> _The task_
Pictures aside, the data must be reproduced exactly.
-- Dataset excerpts follows --
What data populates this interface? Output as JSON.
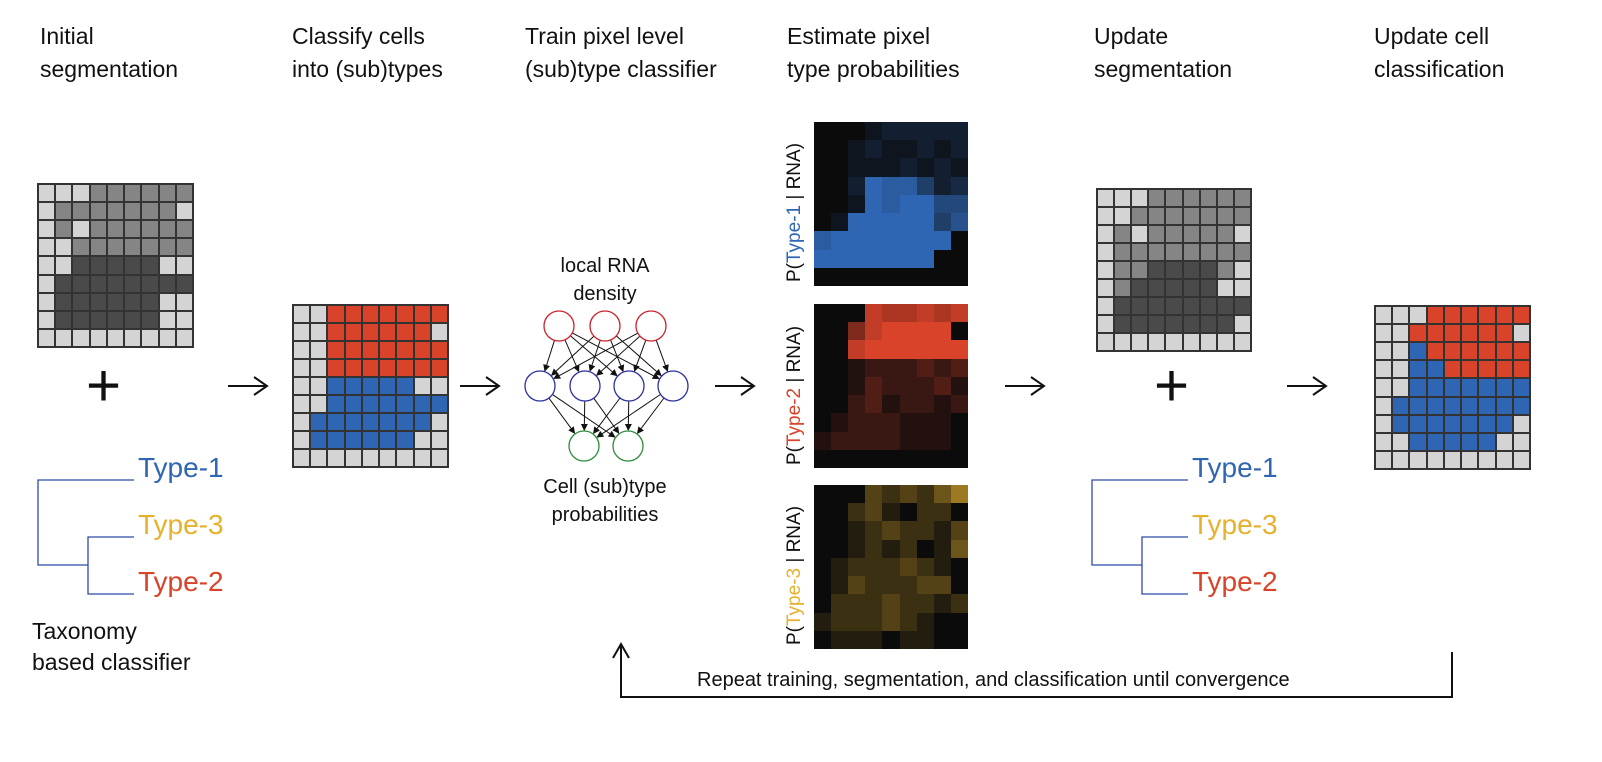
{
  "steps": [
    {
      "title": "Initial\nsegmentation"
    },
    {
      "title": "Classify cells\ninto (sub)types"
    },
    {
      "title": "Train pixel level\n(sub)type classifier"
    },
    {
      "title": "Estimate pixel\ntype probabilities"
    },
    {
      "title": "Update\nsegmentation"
    },
    {
      "title": "Update cell\nclassification"
    }
  ],
  "plus_symbol": "+",
  "taxonomy": {
    "type1": "Type-1",
    "type3": "Type-3",
    "type2": "Type-2",
    "caption": "Taxonomy\nbased classifier"
  },
  "nn": {
    "input_label": "local RNA\ndensity",
    "output_label": "Cell (sub)type\nprobabilities"
  },
  "prob_panels": [
    {
      "prefix": "P(",
      "type": "Type-1",
      "suffix": " | RNA)"
    },
    {
      "prefix": "P(",
      "type": "Type-2",
      "suffix": " | RNA)"
    },
    {
      "prefix": "P(",
      "type": "Type-3",
      "suffix": " | RNA)"
    }
  ],
  "loop_text": "Repeat training,  segmentation, and classification until convergence",
  "colors": {
    "type1": "#2f66b3",
    "type2": "#d9432a",
    "type3": "#e6b12c",
    "light_gray": "#d4d4d4",
    "mid_gray": "#858585",
    "dark_gray": "#4a4a4a",
    "nn_input": "#c8232c",
    "nn_hidden": "#2b2f9e",
    "nn_output": "#2e8b3c"
  }
}
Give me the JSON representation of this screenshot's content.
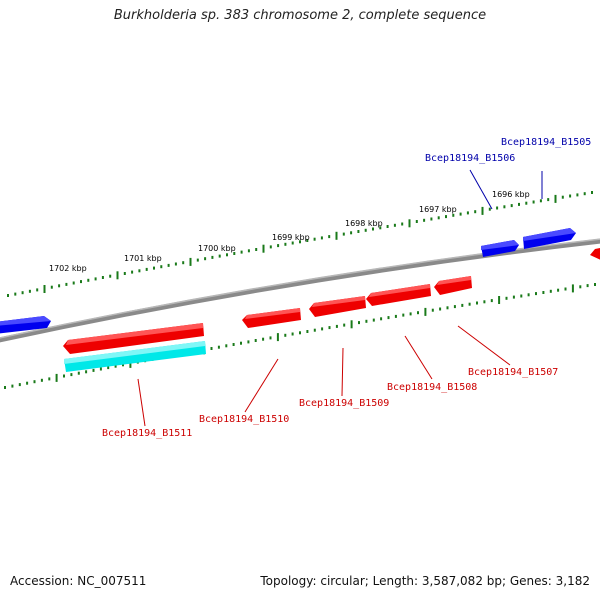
{
  "title": "Burkholderia sp. 383 chromosome 2, complete sequence",
  "footer": {
    "accession": "Accession: NC_007511",
    "summary": "Topology: circular; Length: 3,587,082 bp; Genes: 3,182"
  },
  "colors": {
    "backbone": "#808080",
    "tick": "#1a7a1a",
    "forward_gene": "#0000ee",
    "reverse_gene": "#ee0000",
    "rna_gene": "#00eeee",
    "forward_label": "#0000aa",
    "reverse_label": "#cc0000",
    "kbp_label": "#000000"
  },
  "kbp_labels": [
    "1702 kbp",
    "1701 kbp",
    "1700 kbp",
    "1699 kbp",
    "1698 kbp",
    "1697 kbp",
    "1696 kbp"
  ],
  "genes": [
    {
      "label": "Bcep18194_B1505",
      "strand": "forward"
    },
    {
      "label": "Bcep18194_B1506",
      "strand": "forward"
    },
    {
      "label": "Bcep18194_B1507",
      "strand": "reverse"
    },
    {
      "label": "Bcep18194_B1508",
      "strand": "reverse"
    },
    {
      "label": "Bcep18194_B1509",
      "strand": "reverse"
    },
    {
      "label": "Bcep18194_B1510",
      "strand": "reverse"
    },
    {
      "label": "Bcep18194_B1511",
      "strand": "reverse"
    }
  ]
}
-- Dataset excerpts concluded --
> _The answer_
What data populates this interface? Output as JSON.
{
  "steps": [
    {
      "title": "Initial\nsegmentation"
    },
    {
      "title": "Classify cells\ninto (sub)types"
    },
    {
      "title": "Train pixel level\n(sub)type classifier"
    },
    {
      "title": "Estimate pixel\ntype probabilities"
    },
    {
      "title": "Update\nsegmentation"
    },
    {
      "title": "Update cell\nclassification"
    }
  ],
  "plus_symbol": "+",
  "taxonomy": {
    "type1": "Type-1",
    "type3": "Type-3",
    "type2": "Type-2",
    "caption": "Taxonomy\nbased classifier"
  },
  "nn": {
    "input_label": "local RNA\ndensity",
    "output_label": "Cell (sub)type\nprobabilities"
  },
  "prob_panels": [
    {
      "prefix": "P(",
      "type": "Type-1",
      "suffix": " | RNA)"
    },
    {
      "prefix": "P(",
      "type": "Type-2",
      "suffix": " | RNA)"
    },
    {
      "prefix": "P(",
      "type": "Type-3",
      "suffix": " | RNA)"
    }
  ],
  "loop_text": "Repeat training,  segmentation, and classification until convergence",
  "colors": {
    "type1": "#2f66b3",
    "type2": "#d9432a",
    "type3": "#e6b12c",
    "light_gray": "#d4d4d4",
    "mid_gray": "#858585",
    "dark_gray": "#4a4a4a",
    "nn_input": "#c8232c",
    "nn_hidden": "#2b2f9e",
    "nn_output": "#2e8b3c"
  }
}
Give me the JSON representation of this screenshot's content.
{
  "title": "Burkholderia sp. 383 chromosome 2, complete sequence",
  "footer": {
    "accession": "Accession: NC_007511",
    "summary": "Topology: circular; Length: 3,587,082 bp; Genes: 3,182"
  },
  "colors": {
    "backbone": "#808080",
    "tick": "#1a7a1a",
    "forward_gene": "#0000ee",
    "reverse_gene": "#ee0000",
    "rna_gene": "#00eeee",
    "forward_label": "#0000aa",
    "reverse_label": "#cc0000",
    "kbp_label": "#000000"
  },
  "kbp_labels": [
    "1702 kbp",
    "1701 kbp",
    "1700 kbp",
    "1699 kbp",
    "1698 kbp",
    "1697 kbp",
    "1696 kbp"
  ],
  "genes": [
    {
      "label": "Bcep18194_B1505",
      "strand": "forward"
    },
    {
      "label": "Bcep18194_B1506",
      "strand": "forward"
    },
    {
      "label": "Bcep18194_B1507",
      "strand": "reverse"
    },
    {
      "label": "Bcep18194_B1508",
      "strand": "reverse"
    },
    {
      "label": "Bcep18194_B1509",
      "strand": "reverse"
    },
    {
      "label": "Bcep18194_B1510",
      "strand": "reverse"
    },
    {
      "label": "Bcep18194_B1511",
      "strand": "reverse"
    }
  ]
}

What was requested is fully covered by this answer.